= Supplied text =
Again not looking to have you give guidance but significant can cover a broad range here?

Gary Love

Yes. Greg, I’ll take a stab at that.

I think the thing to focus on is what's going to happen with revenue and what are the implications of that for gross margin and here's I would think about that. We have a big gap in the second quarter in terms of large project activity in our international regions.

So EMAR we've been very clear on this EMAR has been riding the work that we've been doing on Shah Deniz and the Caspian and also the South Stream project and so that won't be there in the second quarter. Now in the third quarter we'll start up the Shah Deniz for insurance work and we are going to execute that work partially in EMAR but mostly in Asia Pacific.

So EMAR is coming down and it's coming down significantly in the second quarter. Now in addition we're seeing broad weakness everywhere else.

North America will be down in the second quarter versus the first quarter we have certainly the Canadian market where we've got spring break up. We will have in all likelihood the lowest level of activity in small diameter pipe coating in the second quarter in North America that we've ever seen.

There will be virtually no activity in small diameter coating in the second quarter. So really across the board in our Pipeline segment we are going to see weakness in the second quarter.

We could have Pipeline segment revenue down as much as 30% over where we were in the first quarter. It will come back in the third quarter we've got is big gap in the second quarter.

In addition, when we see that level of weakness in revenue there will be an impact on gross margin. Our Pipeline segment gross margin in the first quarter was 36% that could fall to as low as 30% conceivably in the second quarter.

So the combination of those two factors will flow through to the bottom line and they will generate an operating loss.

Greg Colman

Gary, that's great color. Can you remind us what Shah Deniz contributed in Q1?

Gary Love

The combination of Shah Deniz plus the two South Stream projects was well over half of the revenue in the EMAR region.

Greg Colman

That's great. And then my last one, I don't want to hog up all the airtime here.

But just looking at SG&A, we saw it only down about $5 million from Q4 2015 despite the one-time stuff in Q4. Can you just kind of help us out as to what will be an appropriate run rate for the balance of the year?

We're struggling a little bit to get clarity on that. We would have expected it to be down more because of the Guardian restructuring, the litigation stuff that kind of thing and then your ongoing cost controls.

So can you give us an idea of if is this $84 million kind of what we should be looking at for the balance of the year on a quarterly basis or is there other factors?

Stephen Orr

We are going to share this one because I think this is an important question. So, first of all the Company is pursuing and staffing including associated plant trials that are not capital expenditures on three large projects.

And I can’t give you the number because it's a competitive – if I give a number out it is an indication of what we're doing in a bank. But I can provide some guidance that we are spending quite a bit of money both North Stream in Mexico and even in Western Canada should continue to have resources on the ground to secure this work.

In addition, SG&A is heavily – the way we thought the SG&A is heavily impacted by Lake Superior where the – even though the revenue is generating, the overheads of Lake Superior came into the SG&A number so it's not apples-to-apples, quarter-on-quarter. I’ll turn the call over to Gary to give some color on relative SG&A on historic for the Company.

Gary Love

Yes. Well, okay.

So first of all let me say this, the $84 million of SG&A in the first quarter was a relatively clean number. We did not have the magnitude of one-off or positive and negative factors that we had in the fourth quarter.

= Entries supplied =
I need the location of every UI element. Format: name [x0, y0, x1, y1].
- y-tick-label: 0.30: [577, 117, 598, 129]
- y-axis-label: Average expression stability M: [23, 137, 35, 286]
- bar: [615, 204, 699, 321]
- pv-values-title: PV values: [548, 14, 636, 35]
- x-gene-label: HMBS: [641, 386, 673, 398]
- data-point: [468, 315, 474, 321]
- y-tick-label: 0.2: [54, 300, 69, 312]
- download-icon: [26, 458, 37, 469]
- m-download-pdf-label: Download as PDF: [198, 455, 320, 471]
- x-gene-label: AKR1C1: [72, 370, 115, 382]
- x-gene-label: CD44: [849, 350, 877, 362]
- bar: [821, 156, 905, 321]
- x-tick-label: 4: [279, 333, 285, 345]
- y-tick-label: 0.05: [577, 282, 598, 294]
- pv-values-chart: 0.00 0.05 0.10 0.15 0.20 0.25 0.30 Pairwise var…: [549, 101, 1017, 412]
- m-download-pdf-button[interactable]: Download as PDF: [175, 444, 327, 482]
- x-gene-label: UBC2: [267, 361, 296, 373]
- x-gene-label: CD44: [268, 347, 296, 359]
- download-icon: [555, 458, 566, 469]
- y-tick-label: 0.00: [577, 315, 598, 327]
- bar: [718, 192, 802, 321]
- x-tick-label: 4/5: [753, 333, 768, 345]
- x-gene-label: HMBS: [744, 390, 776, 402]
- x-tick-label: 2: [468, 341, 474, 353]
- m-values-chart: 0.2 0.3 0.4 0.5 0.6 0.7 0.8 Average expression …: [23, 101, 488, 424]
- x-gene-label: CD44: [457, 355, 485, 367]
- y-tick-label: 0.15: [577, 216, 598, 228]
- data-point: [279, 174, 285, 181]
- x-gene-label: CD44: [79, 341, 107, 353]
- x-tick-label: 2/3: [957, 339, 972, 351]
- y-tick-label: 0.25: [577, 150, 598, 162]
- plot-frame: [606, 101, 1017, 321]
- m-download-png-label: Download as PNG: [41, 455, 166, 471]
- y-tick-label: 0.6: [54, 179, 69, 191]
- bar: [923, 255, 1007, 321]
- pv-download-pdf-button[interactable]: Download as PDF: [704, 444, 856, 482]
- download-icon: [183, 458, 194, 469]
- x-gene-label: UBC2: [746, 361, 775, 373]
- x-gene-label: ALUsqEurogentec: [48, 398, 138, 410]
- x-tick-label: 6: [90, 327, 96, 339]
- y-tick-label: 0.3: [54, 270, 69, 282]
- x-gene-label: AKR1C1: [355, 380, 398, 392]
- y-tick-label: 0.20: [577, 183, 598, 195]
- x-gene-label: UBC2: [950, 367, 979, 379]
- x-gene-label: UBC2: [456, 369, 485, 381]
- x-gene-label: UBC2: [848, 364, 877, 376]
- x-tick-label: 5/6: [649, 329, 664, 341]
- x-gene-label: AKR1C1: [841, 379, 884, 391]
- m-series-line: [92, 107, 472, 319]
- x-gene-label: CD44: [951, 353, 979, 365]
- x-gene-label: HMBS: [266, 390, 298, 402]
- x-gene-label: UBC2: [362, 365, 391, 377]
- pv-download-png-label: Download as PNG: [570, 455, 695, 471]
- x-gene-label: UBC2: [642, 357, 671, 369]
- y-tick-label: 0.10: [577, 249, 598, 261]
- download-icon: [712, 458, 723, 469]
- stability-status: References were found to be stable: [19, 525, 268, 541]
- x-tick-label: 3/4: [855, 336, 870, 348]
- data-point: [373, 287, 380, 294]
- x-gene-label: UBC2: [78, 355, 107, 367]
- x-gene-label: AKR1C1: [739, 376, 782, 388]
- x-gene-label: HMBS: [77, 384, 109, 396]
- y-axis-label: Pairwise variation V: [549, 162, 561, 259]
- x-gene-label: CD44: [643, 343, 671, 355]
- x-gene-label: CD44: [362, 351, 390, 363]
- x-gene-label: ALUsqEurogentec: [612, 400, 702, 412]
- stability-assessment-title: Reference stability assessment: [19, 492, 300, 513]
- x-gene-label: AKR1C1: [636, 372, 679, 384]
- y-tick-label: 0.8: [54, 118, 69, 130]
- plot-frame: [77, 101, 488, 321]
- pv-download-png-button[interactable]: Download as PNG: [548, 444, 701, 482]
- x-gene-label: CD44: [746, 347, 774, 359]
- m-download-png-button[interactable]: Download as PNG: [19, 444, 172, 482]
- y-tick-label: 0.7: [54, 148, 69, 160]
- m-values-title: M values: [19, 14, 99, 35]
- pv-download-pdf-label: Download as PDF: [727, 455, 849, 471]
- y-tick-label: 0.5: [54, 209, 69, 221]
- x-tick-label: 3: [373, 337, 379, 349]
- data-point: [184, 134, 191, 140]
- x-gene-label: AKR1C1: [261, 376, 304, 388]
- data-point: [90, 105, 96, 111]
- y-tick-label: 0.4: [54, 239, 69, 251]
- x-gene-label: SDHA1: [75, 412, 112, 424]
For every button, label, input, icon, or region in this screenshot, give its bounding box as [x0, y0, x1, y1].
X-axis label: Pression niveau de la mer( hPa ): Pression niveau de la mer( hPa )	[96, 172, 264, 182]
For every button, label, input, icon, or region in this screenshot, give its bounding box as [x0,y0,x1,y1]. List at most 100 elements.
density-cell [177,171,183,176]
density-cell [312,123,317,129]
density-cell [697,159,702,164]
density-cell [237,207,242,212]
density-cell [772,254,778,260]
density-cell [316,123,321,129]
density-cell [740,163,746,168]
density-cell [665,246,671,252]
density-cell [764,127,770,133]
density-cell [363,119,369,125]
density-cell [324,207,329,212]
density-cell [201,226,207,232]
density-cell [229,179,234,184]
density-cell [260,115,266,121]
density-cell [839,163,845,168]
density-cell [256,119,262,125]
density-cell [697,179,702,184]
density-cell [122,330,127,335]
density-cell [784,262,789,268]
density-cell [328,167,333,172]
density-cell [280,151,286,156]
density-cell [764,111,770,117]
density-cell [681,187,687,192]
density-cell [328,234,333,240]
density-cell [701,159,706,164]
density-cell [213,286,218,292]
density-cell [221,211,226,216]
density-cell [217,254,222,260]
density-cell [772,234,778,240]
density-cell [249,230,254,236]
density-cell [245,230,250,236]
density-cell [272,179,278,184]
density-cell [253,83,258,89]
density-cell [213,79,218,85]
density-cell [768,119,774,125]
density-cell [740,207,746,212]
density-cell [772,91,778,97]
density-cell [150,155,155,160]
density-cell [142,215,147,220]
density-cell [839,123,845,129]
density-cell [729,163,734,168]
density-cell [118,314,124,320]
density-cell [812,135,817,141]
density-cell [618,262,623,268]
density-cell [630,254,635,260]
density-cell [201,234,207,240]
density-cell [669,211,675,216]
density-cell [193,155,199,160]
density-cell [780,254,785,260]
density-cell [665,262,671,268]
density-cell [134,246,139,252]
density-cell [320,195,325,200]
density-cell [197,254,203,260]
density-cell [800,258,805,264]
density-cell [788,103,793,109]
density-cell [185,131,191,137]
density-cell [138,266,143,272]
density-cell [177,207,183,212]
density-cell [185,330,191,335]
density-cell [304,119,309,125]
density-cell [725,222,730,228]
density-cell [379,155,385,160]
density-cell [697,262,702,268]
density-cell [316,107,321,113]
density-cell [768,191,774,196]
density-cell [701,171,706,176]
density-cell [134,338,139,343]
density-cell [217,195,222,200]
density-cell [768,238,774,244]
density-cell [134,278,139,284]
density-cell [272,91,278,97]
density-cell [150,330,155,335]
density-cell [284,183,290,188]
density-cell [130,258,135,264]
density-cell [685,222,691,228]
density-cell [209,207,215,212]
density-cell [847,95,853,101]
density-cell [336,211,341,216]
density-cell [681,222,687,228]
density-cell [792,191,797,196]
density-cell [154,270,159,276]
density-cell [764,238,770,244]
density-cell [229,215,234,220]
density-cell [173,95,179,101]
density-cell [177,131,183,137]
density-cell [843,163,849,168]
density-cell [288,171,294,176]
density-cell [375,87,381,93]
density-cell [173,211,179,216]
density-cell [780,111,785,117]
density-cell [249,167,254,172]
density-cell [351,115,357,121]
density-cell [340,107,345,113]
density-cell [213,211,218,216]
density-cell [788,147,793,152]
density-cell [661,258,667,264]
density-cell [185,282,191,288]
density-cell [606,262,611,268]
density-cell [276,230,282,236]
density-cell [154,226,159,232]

---

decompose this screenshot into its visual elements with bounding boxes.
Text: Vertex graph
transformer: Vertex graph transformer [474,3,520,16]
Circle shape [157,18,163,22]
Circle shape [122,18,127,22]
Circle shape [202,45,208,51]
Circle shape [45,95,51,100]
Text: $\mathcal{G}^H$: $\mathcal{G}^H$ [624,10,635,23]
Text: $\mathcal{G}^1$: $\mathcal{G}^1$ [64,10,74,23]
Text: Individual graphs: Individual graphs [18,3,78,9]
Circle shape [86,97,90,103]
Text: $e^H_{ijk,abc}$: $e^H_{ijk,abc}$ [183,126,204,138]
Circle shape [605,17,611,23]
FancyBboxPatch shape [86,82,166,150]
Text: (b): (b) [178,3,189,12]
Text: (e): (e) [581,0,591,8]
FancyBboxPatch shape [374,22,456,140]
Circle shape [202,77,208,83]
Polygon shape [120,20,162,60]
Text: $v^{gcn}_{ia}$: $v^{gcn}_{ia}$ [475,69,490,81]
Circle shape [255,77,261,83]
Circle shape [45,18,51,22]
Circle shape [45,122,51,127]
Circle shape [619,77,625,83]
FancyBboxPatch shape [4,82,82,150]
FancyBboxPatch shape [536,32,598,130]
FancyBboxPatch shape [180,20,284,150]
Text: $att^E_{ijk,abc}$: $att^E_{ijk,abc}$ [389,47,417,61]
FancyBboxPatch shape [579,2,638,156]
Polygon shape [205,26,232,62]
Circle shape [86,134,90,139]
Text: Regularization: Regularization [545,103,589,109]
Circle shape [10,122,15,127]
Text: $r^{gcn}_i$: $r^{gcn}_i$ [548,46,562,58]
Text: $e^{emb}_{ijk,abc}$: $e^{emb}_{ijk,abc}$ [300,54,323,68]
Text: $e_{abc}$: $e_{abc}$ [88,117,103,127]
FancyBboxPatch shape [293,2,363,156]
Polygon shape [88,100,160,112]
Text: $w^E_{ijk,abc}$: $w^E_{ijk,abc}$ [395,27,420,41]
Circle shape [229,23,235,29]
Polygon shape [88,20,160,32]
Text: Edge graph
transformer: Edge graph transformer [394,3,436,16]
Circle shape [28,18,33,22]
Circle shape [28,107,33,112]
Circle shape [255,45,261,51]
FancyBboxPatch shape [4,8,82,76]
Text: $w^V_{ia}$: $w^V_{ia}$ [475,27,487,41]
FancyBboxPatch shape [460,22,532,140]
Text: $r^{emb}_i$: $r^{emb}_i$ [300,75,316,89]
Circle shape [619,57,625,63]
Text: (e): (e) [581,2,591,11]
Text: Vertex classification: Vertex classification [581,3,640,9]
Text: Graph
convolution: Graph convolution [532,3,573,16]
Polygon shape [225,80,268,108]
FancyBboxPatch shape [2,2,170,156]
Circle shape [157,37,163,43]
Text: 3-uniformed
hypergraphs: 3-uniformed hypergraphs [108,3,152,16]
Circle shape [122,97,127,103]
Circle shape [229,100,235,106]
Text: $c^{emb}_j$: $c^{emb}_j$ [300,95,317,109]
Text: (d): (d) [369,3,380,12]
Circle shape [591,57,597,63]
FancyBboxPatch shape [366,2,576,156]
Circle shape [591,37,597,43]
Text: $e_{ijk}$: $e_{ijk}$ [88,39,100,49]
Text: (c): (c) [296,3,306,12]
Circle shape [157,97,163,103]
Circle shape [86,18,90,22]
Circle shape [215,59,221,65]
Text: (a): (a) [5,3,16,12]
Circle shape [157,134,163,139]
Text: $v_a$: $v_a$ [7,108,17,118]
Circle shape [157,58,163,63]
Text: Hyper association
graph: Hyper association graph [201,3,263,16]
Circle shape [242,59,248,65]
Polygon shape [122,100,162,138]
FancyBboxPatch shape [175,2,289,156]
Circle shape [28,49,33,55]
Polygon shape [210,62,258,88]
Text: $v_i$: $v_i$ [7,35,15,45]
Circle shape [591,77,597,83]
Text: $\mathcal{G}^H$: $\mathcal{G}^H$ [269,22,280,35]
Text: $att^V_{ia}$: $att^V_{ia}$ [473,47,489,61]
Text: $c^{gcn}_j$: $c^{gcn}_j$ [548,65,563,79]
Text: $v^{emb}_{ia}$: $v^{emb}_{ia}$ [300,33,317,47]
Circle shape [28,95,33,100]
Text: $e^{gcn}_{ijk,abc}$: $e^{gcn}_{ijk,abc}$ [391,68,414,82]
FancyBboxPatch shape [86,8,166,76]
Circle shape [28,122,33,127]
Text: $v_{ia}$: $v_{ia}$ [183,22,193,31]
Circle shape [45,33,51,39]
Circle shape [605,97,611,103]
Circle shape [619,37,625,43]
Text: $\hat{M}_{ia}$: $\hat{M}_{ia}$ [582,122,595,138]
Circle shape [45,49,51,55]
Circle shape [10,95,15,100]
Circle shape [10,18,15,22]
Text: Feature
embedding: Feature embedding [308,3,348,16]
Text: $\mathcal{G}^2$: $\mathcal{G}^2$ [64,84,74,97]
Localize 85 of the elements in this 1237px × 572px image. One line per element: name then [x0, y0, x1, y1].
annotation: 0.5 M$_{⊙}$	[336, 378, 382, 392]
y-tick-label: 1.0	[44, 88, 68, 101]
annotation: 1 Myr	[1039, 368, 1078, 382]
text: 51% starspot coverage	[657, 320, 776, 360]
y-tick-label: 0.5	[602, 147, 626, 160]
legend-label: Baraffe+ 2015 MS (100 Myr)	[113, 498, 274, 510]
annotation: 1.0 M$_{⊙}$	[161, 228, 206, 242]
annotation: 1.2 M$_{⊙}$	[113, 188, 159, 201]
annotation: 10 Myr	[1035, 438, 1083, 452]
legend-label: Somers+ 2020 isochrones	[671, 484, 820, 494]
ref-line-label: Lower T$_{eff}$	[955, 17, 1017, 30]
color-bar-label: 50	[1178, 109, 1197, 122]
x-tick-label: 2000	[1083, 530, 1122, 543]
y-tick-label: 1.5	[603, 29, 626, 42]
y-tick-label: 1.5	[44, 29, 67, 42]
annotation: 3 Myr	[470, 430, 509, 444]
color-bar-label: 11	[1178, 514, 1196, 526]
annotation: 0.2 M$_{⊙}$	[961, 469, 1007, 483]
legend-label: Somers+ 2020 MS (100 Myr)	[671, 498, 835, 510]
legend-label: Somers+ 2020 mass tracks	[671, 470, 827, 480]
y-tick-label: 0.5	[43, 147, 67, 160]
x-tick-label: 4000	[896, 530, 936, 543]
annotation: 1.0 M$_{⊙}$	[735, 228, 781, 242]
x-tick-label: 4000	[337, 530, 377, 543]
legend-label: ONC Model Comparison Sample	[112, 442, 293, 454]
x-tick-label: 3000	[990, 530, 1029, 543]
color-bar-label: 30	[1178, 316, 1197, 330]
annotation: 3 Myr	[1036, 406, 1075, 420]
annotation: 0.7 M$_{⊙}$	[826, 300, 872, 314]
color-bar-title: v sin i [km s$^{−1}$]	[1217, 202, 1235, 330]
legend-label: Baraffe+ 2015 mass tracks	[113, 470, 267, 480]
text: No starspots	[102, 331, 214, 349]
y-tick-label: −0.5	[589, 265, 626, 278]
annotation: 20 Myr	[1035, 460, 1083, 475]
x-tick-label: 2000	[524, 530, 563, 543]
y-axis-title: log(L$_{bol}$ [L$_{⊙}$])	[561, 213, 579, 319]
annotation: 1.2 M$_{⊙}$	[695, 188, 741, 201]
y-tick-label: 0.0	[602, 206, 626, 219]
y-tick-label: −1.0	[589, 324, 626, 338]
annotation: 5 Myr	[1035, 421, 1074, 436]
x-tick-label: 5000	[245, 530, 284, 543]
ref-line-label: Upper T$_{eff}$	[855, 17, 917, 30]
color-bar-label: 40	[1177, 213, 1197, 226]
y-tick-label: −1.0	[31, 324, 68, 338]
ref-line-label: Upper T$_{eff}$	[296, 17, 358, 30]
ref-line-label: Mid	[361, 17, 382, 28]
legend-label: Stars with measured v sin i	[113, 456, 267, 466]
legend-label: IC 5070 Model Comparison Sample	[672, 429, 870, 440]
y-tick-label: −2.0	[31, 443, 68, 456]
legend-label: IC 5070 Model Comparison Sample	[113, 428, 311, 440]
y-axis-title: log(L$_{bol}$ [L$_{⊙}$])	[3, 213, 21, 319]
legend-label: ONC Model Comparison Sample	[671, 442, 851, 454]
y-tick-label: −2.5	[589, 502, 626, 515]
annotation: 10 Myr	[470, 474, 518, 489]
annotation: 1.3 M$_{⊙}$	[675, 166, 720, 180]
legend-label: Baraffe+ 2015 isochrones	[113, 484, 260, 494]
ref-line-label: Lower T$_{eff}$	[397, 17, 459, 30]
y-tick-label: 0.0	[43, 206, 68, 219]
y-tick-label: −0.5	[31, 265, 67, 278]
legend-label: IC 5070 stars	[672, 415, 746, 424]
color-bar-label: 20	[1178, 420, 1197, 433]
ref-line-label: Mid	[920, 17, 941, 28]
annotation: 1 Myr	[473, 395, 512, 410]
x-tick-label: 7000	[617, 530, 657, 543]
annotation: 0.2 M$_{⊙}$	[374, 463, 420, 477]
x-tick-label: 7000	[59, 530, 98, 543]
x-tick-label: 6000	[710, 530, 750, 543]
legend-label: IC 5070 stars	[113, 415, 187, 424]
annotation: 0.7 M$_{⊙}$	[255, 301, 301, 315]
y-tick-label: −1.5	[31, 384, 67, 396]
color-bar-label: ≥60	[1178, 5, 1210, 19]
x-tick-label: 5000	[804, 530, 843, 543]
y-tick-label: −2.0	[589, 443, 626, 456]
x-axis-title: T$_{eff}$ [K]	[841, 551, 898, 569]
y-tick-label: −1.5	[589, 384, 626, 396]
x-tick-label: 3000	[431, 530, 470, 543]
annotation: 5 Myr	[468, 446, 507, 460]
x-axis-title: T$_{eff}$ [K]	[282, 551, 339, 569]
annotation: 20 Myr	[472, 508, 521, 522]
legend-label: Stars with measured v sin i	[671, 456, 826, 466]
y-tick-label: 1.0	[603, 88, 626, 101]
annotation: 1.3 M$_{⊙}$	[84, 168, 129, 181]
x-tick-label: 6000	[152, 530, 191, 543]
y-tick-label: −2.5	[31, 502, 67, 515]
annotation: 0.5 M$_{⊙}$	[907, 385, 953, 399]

= What to work on =
#1 How would this sentence from the earnings call transcript read in Spanish: "There will be virtually no activity in small diameter coating in the second quarter."?
#2 Can you write what comes next in the earnings call transcript, picking up after its final sentence?

= Answers to the problems =
#1 Prácticamente no habrá actividad en el recubrimiento de tuberías de diámetro pequeño en el segundo trimestre.

#2
The fourth quarter was not a clean number because it had some very big one-time expenses I think up to about $13 million of one-time expenses, but it also had $9 million of accrual reversal. So we had some significant reversals of accruals for our employee benefit pension costs and also for incentive compensation both the short-term and long-term.

So that $89 million in the fourth quarter of 2015 on a net basis was kind of comparable to the $84 million that we had in the first quarter. So on a clean basis, our current rate $84 million.

I think that's a good go forward number. However, we're going to take that down some more in the second quarter.

And so the second quarter is going to be impacted by some one-time costs that Steve alluded to and then we should see a lower run rate in the second half of the year.

Greg Colman

That's great color. Steve what you alluded to at the beginning and I know you're not going to release it for competitive reasons which makes kind of sense, but once we see resolution on these bids whatever expenses associated with that preparation should then fall away and we will leave it up to ourselves to kind of determine what that impact to be?

Stephen Orr

So as you upon awarded the projects SG&A will go up. And why it will go up because included in our SG&A salaried employees that are associated with coating the pipe the supervisors in the plant so SG&A be accounting the purchasing the supply chain is all included in SG&A.

However, on a negative note if we do not land large projects, the cost associated to the pursuit of the large projects will go away.

Greg Colman

Well, thank you very much. That’s it from me.

I talked enough time.

Operator

Thank you. [Operator Instructions] Our next question comes from the line of Elias Foscolos with Industrial Alliance Securities.

Your line is open.

Elias Foscolos

Good morning.

Gary Love

Good morning.

Stephen Orr

Good morning.

Elias Foscolos

Just focusing on the North American pipeline and Pipe Services segment, you talked about regulatory delays for a large diameter pipeline project that impacted the Q1 results. Is it possible to give an order of magnitude of the impact of the loss of that and do you view that is temporary and coming back or which we all hope for or is it something that might slide off further?

Stephen Orr

So can’t give you much color on the project because it still has not fully received regulatory approval. The news though is that we continue to receive pipe and we continue to coat pipe on behalf of the project under the direction of the end operator and he's dragging out both the procurement process until you seek regulatory approval.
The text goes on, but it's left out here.